TASK TO COMPLETE:
Go through the entries below and collect each line with the string "البصر" in it.

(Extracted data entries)
# # #
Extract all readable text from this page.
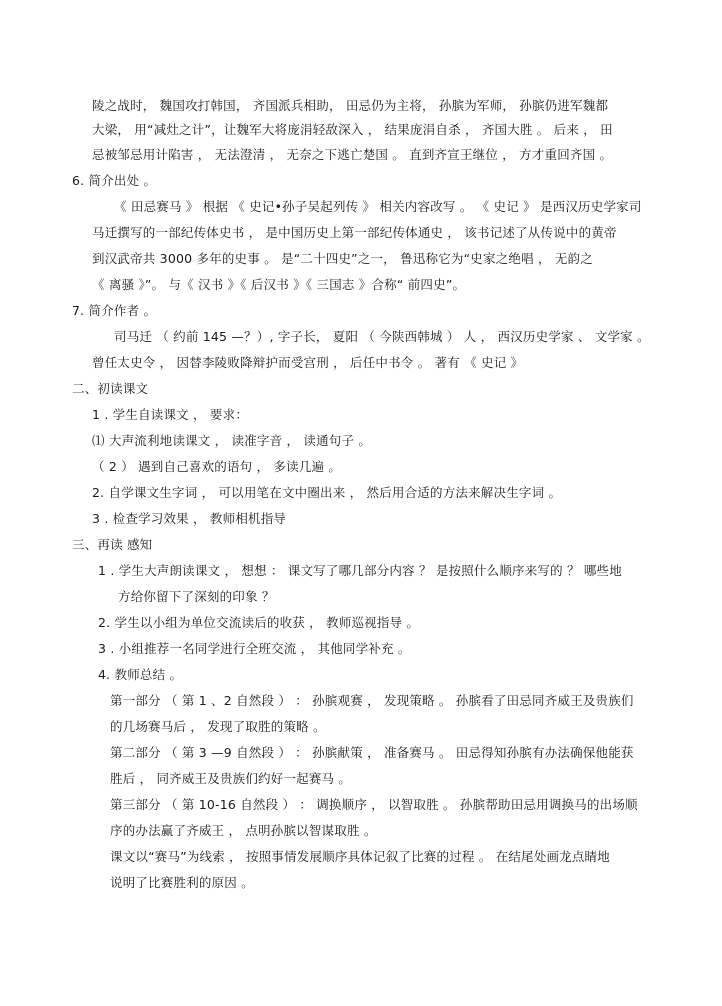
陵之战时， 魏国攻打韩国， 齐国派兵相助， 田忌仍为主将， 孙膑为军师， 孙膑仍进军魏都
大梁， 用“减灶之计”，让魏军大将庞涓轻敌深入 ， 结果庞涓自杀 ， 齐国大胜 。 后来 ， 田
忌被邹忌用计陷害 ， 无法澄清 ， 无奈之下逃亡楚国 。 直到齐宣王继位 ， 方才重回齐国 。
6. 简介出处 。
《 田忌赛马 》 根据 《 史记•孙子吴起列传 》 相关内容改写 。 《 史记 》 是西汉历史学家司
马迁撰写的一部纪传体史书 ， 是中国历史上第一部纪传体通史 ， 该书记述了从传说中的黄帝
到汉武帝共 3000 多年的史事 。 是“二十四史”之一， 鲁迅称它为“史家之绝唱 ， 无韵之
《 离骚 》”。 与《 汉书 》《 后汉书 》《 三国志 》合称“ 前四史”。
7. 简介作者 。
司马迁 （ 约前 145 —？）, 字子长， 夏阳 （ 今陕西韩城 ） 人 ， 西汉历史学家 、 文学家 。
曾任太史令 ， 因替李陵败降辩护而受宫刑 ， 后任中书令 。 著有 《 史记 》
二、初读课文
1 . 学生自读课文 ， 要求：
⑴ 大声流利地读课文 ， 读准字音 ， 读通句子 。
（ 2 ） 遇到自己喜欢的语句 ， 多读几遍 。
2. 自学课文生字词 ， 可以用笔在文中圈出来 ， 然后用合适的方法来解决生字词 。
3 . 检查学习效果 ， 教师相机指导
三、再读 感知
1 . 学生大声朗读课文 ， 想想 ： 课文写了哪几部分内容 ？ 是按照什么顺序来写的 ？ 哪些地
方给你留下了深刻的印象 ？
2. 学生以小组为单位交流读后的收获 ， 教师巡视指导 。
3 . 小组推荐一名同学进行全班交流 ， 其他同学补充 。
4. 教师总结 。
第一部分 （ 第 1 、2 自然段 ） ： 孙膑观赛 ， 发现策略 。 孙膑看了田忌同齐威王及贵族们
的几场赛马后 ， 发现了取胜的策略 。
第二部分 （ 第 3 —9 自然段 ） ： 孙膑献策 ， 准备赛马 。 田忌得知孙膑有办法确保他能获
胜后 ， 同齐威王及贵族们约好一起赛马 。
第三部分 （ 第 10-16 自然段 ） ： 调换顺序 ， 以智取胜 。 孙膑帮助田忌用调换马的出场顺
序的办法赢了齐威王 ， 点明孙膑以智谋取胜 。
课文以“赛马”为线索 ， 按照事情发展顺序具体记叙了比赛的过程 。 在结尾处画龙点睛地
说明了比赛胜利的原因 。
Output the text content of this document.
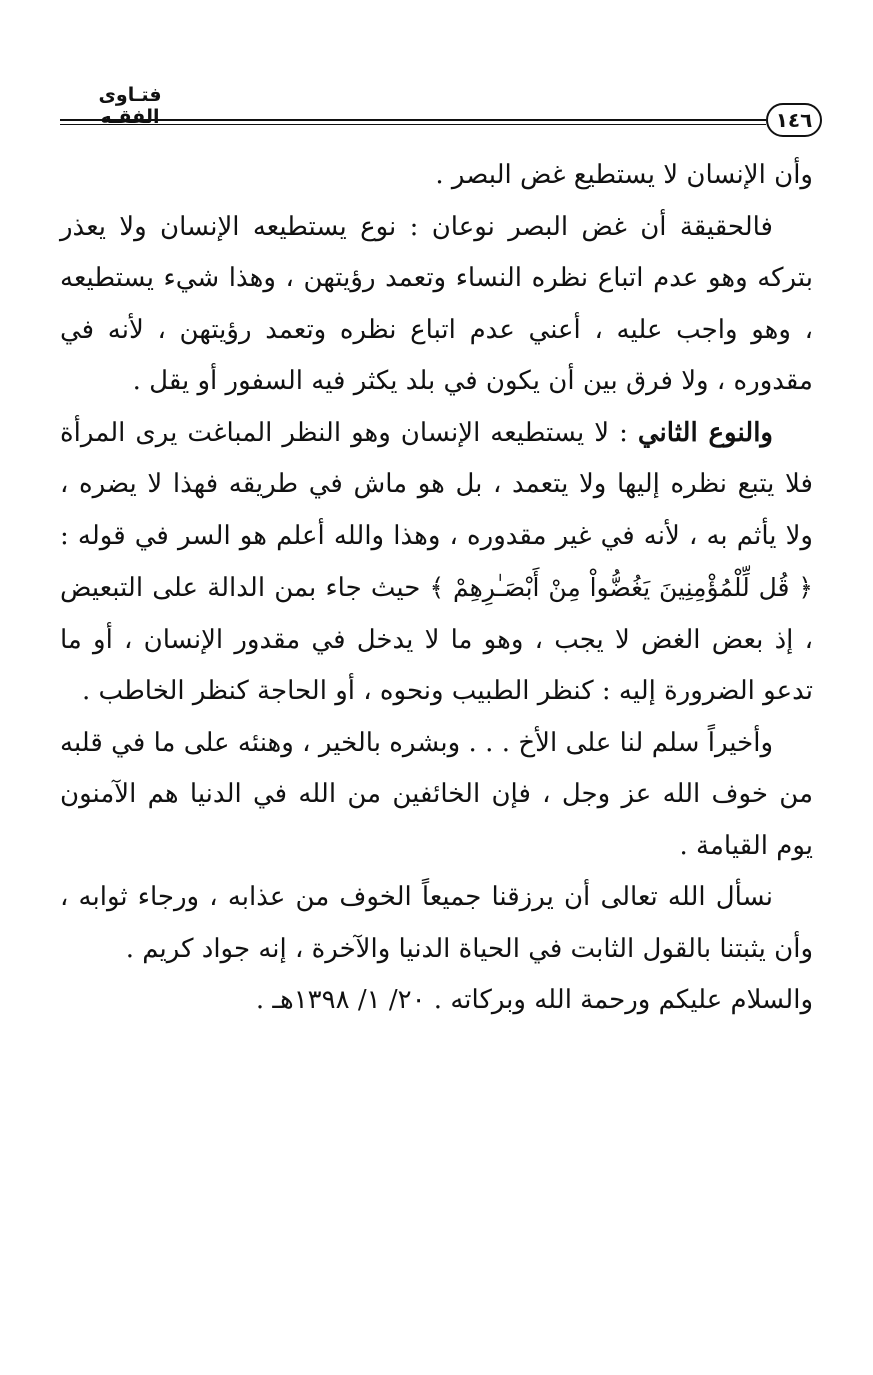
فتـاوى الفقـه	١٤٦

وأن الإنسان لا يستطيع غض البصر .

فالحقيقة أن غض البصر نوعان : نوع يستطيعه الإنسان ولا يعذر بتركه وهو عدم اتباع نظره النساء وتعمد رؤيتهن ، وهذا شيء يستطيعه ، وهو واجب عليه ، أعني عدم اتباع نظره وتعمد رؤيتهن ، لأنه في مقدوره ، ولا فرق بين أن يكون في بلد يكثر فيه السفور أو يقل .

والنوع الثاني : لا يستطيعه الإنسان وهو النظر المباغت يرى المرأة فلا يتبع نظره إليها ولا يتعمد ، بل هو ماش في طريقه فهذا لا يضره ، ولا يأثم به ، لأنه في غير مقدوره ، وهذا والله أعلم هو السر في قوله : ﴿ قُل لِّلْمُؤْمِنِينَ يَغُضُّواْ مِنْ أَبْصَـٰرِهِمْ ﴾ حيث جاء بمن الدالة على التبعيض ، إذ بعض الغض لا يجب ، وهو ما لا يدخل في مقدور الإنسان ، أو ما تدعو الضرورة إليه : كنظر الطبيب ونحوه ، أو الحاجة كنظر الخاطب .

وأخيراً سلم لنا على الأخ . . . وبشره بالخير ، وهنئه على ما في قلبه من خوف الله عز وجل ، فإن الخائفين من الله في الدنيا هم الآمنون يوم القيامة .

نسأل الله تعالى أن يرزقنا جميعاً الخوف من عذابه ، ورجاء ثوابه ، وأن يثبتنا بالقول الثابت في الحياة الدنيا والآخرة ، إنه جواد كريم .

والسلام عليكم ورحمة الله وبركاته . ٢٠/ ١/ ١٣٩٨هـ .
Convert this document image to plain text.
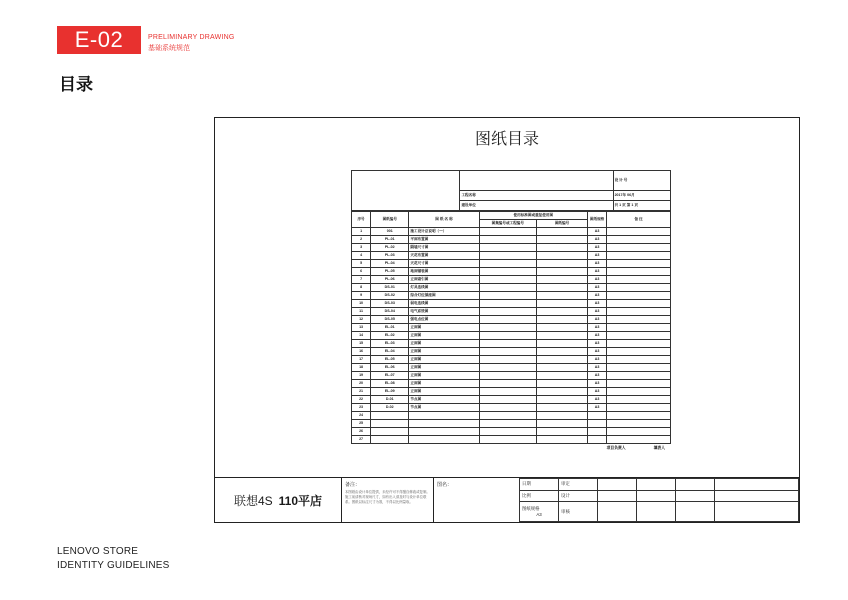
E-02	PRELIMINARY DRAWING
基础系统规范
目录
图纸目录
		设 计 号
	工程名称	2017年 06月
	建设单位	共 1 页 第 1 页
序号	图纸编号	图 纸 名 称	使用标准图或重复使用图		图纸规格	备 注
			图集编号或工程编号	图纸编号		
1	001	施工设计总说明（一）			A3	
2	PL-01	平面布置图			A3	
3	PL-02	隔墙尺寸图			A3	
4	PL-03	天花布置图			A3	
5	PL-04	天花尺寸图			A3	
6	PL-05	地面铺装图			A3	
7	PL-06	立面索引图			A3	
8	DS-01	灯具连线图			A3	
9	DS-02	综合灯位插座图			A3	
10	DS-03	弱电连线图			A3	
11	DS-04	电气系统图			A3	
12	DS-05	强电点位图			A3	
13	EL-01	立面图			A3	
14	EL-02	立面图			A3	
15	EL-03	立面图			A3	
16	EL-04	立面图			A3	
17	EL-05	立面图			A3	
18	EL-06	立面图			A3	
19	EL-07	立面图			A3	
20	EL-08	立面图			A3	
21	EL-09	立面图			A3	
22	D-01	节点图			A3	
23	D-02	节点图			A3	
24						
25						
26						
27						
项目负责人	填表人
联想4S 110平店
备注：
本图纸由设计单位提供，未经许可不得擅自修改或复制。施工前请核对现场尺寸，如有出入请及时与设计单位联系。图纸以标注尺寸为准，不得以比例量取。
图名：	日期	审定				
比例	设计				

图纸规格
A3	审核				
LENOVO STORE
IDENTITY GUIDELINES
# # #
RESPONSE FOR THIS EXERCISE:
وأن الإنسان لا يستطيع غض البصر .
فالحقيقة أن غض البصر نوعان : نوع يستطيعه الإنسان ولا يعذر بتركه وهو عدم اتباع نظره النساء وتعمد رؤيتهن ، وهذا شيء يستطيعه ، وهو واجب عليه ، أعني عدم اتباع نظره وتعمد رؤيتهن ، لأنه في مقدوره ، ولا فرق بين أن يكون في بلد يكثر فيه السفور أو يقل .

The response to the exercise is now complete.